By Ralph de Unamuno
Those claiming that the Latino vote for Clinton is a form of racism against Obama and Blacks are taking their positions from a very narrow Black/ White view of race and ethnicity of the United States. It is a very simple minded and uninformed critique. While there can be no denying that Latinos and Blacks often have political tension, and they both harbor racial animosity towards each other from time to time, this has more to do with them both being on the “bottom rung” of the political and economic ladder in the United States, where White Supremacy and institutional racism ensure that those on the “bottom rung” fights for crumbs rather than fight the system that keeps these two groups in a rat race to the bottom. These critiques also overlook the racism and exclusion Latinos have faced from established African-Americans and its political systems across the United States. But to focus on Black and Brown political tension lets both Reactionary and Liberal whites off the hook for the system of racism that is still in place in the US.
It also upholds the arcane idea that the United States has only having two races: Blacks and Whites, and only blacks suffer from racism. The United States is not only Black and White, and Obama found that out when he began to campaign in the Southwest for Super Tuesday... it was full of Mexicans and he had no strategy aside from bilingual advertisements. Hillary Clinton had taken a chance that a lot of Latinos would vote this time around and she built a campaign of photo shoots, key endorsement by Latino community leaders, organizations, and elected officials. She locked these crucial endorsements months, if not a year before Obama realized that Latinos were key to Super Tuesday.

[Collection entries]
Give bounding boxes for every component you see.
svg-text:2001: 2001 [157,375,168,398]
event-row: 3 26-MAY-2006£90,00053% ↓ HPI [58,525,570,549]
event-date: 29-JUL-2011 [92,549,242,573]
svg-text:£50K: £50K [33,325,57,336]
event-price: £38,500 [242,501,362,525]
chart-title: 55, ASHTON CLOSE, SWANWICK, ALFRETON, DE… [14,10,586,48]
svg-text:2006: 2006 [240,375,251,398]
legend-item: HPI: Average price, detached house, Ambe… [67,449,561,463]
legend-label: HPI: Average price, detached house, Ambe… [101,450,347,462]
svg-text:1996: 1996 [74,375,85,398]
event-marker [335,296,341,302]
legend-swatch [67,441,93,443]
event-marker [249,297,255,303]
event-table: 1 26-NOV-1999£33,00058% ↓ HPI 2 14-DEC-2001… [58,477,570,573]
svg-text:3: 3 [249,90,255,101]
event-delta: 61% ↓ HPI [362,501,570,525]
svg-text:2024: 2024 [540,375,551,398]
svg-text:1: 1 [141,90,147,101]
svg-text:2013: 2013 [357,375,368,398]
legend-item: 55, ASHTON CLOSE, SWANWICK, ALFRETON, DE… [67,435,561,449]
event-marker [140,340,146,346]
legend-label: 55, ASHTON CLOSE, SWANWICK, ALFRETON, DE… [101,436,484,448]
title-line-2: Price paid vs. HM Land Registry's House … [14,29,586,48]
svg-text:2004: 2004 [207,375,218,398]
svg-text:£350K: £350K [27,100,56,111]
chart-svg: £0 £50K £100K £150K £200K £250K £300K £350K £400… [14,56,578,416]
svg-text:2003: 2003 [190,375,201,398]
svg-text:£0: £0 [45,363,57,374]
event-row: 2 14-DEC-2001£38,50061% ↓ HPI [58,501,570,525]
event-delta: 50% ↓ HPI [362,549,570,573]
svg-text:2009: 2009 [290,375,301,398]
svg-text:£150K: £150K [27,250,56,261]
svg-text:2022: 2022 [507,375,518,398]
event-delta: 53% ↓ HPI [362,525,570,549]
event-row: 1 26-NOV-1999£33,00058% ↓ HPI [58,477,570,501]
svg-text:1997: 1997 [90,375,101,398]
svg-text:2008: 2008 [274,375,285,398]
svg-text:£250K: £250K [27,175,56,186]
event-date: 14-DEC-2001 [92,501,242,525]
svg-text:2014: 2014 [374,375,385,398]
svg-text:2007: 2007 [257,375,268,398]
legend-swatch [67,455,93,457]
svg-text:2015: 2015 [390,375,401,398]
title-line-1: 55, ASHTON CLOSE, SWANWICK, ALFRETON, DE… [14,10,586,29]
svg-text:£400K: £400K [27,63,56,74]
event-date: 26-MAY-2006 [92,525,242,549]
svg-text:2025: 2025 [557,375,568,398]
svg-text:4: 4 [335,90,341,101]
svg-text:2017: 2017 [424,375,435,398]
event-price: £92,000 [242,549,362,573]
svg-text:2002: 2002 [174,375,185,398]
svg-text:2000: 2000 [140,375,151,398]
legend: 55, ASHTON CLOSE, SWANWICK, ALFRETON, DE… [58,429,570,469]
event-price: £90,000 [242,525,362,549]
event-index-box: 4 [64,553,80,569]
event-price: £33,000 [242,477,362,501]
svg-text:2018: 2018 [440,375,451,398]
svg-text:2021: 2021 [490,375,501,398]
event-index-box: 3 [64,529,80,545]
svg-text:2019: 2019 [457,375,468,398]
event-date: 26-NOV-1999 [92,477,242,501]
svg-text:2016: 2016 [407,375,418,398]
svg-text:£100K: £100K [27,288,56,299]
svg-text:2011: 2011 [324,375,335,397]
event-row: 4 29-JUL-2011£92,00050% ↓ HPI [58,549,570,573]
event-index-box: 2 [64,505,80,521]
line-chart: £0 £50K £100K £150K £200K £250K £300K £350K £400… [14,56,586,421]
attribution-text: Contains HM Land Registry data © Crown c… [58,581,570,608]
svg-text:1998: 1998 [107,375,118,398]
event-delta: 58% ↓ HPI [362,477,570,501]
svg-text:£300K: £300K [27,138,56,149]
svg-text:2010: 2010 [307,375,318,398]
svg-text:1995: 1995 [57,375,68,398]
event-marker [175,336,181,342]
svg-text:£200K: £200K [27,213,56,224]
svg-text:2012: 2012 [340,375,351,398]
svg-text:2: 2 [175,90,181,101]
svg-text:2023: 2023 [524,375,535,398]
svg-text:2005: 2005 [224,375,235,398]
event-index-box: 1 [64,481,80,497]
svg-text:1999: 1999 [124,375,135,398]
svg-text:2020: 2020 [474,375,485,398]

Required actions
1. Reproduce the passage of the essay on the Latino vote between "It also upholds" and "to Super Tuesday.", inclusive.
2. Rewrite the collection entries from the first line through the line holding "svg-text:2007: 2007 [257,375,268,398]", inclusive, substituting "House Price Index" for "HPI" and leaving everything else unchanged.

Solved problems
1.
It also upholds the arcane idea that the United States has only having two races: Blacks and Whites, and only blacks suffer from racism. The United States is not only Black and White, and Obama found that out when he began to campaign in the Southwest for Super Tuesday... it was full of Mexicans and he had no strategy aside from bilingual advertisements. Hillary Clinton had taken a chance that a lot of Latinos would vote this time around and she built a campaign of photo shoots, key endorsement by Latino community leaders, organizations, and elected officials. She locked these crucial endorsements months, if not a year before Obama realized that Latinos were key to Super Tuesday.

2.
Give bounding boxes for every component you see.
svg-text:2001: 2001 [157,375,168,398]
event-row: 3 26-MAY-2006£90,00053% ↓ House Price Index [58,525,570,549]
event-date: 29-JUL-2011 [92,549,242,573]
svg-text:£50K: £50K [33,325,57,336]
event-price: £38,500 [242,501,362,525]
chart-title: 55, ASHTON CLOSE, SWANWICK, ALFRETON, DE… [14,10,586,48]
svg-text:2006: 2006 [240,375,251,398]
legend-item: House Price Index: Average price, detached house, Ambe… [67,449,561,463]
legend-label: House Price Index: Average price, detached house, Ambe… [101,450,347,462]
svg-text:1996: 1996 [74,375,85,398]
event-marker [335,296,341,302]
legend-swatch [67,441,93,443]
event-marker [249,297,255,303]
event-table: 1 26-NOV-1999£33,00058% ↓ House Price Index 2 14-DEC-2001… [58,477,570,573]
svg-text:3: 3 [249,90,255,101]
event-delta: 61% ↓ House Price Index [362,501,570,525]
svg-text:2024: 2024 [540,375,551,398]
svg-text:1: 1 [141,90,147,101]
svg-text:2013: 2013 [357,375,368,398]
legend-item: 55, ASHTON CLOSE, SWANWICK, ALFRETON, DE… [67,435,561,449]
event-marker [140,340,146,346]
legend-label: 55, ASHTON CLOSE, SWANWICK, ALFRETON, DE… [101,436,484,448]
title-line-2: Price paid vs. HM Land Registry's House … [14,29,586,48]
svg-text:2004: 2004 [207,375,218,398]
svg-text:£350K: £350K [27,100,56,111]
chart-svg: £0 £50K £100K £150K £200K £250K £300K £350K £400… [14,56,578,416]
svg-text:2003: 2003 [190,375,201,398]
svg-text:£0: £0 [45,363,57,374]
event-row: 2 14-DEC-2001£38,50061% ↓ House Price Index [58,501,570,525]
event-delta: 50% ↓ House Price Index [362,549,570,573]
svg-text:2009: 2009 [290,375,301,398]
svg-text:£150K: £150K [27,250,56,261]
svg-text:2022: 2022 [507,375,518,398]
event-delta: 53% ↓ House Price Index [362,525,570,549]
event-row: 1 26-NOV-1999£33,00058% ↓ House Price Index [58,477,570,501]
svg-text:1997: 1997 [90,375,101,398]
svg-text:2008: 2008 [274,375,285,398]
svg-text:£250K: £250K [27,175,56,186]
event-date: 14-DEC-2001 [92,501,242,525]
svg-text:2014: 2014 [374,375,385,398]
svg-text:2007: 2007 [257,375,268,398]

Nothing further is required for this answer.